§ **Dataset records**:

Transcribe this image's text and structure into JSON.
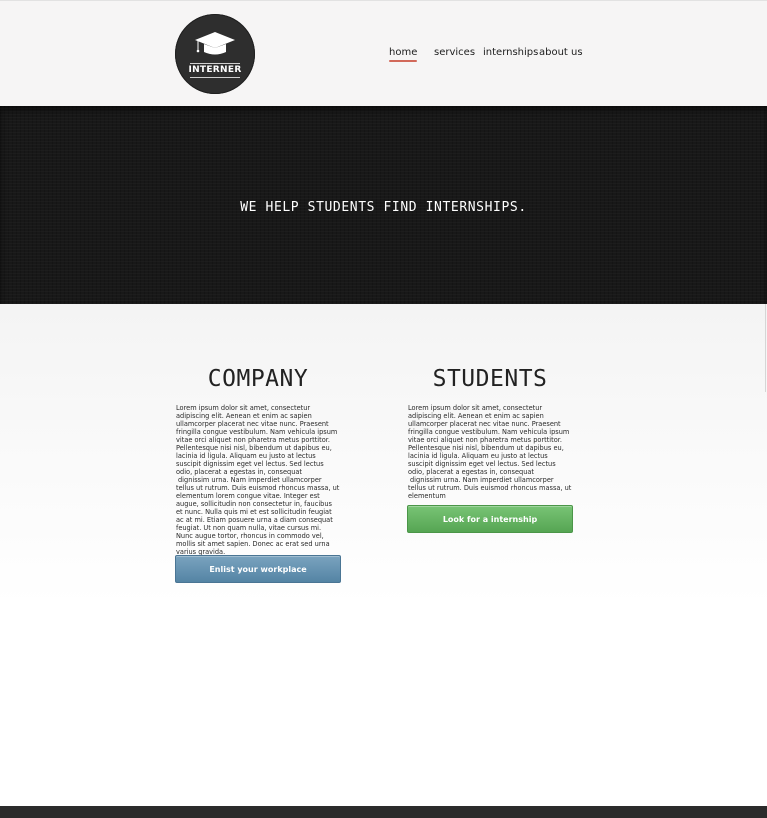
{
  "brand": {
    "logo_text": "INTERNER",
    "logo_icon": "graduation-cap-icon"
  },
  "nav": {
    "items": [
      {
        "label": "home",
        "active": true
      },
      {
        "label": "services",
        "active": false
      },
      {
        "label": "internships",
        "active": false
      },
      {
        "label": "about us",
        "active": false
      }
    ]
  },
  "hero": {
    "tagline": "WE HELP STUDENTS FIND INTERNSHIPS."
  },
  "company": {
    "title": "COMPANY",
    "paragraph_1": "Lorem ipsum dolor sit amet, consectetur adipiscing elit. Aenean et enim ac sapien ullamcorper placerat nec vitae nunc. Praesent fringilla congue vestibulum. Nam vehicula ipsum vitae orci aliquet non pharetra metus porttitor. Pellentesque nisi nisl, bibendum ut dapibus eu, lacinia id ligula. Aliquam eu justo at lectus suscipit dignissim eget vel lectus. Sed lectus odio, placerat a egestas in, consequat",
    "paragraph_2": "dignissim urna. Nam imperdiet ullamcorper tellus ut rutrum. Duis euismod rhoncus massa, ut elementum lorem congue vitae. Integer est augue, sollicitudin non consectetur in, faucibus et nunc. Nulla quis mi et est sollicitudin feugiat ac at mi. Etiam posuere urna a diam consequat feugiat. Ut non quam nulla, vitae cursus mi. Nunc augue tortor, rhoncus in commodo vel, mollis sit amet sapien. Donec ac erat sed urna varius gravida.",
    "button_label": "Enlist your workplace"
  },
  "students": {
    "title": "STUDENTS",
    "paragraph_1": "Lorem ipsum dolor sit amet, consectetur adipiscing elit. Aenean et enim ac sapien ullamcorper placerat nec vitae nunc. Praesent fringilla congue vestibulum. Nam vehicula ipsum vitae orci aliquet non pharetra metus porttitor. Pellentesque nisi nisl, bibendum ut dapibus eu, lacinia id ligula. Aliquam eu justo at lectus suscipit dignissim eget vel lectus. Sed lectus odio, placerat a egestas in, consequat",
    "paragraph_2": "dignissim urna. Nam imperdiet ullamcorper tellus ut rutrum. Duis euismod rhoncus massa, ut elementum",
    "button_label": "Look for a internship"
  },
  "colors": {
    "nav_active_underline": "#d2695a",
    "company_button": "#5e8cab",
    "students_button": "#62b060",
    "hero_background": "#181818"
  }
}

§ **Work to complete**: Omitting all images, retype each line of the records precisely.

§ **The answer**:
Transcribe this image's text and structure into JSON.
{
  "brand": {
    "logo_text": "INTERNER",
    "logo_icon": "graduation-cap-icon"
  },
  "nav": {
    "items": [
      {
        "label": "home",
        "active": true
      },
      {
        "label": "services",
        "active": false
      },
      {
        "label": "internships",
        "active": false
      },
      {
        "label": "about us",
        "active": false
      }
    ]
  },
  "hero": {
    "tagline": "WE HELP STUDENTS FIND INTERNSHIPS."
  },
  "company": {
    "title": "COMPANY",
    "paragraph_1": "Lorem ipsum dolor sit amet, consectetur adipiscing elit. Aenean et enim ac sapien ullamcorper placerat nec vitae nunc. Praesent fringilla congue vestibulum. Nam vehicula ipsum vitae orci aliquet non pharetra metus porttitor. Pellentesque nisi nisl, bibendum ut dapibus eu, lacinia id ligula. Aliquam eu justo at lectus suscipit dignissim eget vel lectus. Sed lectus odio, placerat a egestas in, consequat",
    "paragraph_2": "dignissim urna. Nam imperdiet ullamcorper tellus ut rutrum. Duis euismod rhoncus massa, ut elementum lorem congue vitae. Integer est augue, sollicitudin non consectetur in, faucibus et nunc. Nulla quis mi et est sollicitudin feugiat ac at mi. Etiam posuere urna a diam consequat feugiat. Ut non quam nulla, vitae cursus mi. Nunc augue tortor, rhoncus in commodo vel, mollis sit amet sapien. Donec ac erat sed urna varius gravida.",
    "button_label": "Enlist your workplace"
  },
  "students": {
    "title": "STUDENTS",
    "paragraph_1": "Lorem ipsum dolor sit amet, consectetur adipiscing elit. Aenean et enim ac sapien ullamcorper placerat nec vitae nunc. Praesent fringilla congue vestibulum. Nam vehicula ipsum vitae orci aliquet non pharetra metus porttitor. Pellentesque nisi nisl, bibendum ut dapibus eu, lacinia id ligula. Aliquam eu justo at lectus suscipit dignissim eget vel lectus. Sed lectus odio, placerat a egestas in, consequat",
    "paragraph_2": "dignissim urna. Nam imperdiet ullamcorper tellus ut rutrum. Duis euismod rhoncus massa, ut elementum",
    "button_label": "Look for a internship"
  },
  "colors": {
    "nav_active_underline": "#d2695a",
    "company_button": "#5e8cab",
    "students_button": "#62b060",
    "hero_background": "#181818"
  }
}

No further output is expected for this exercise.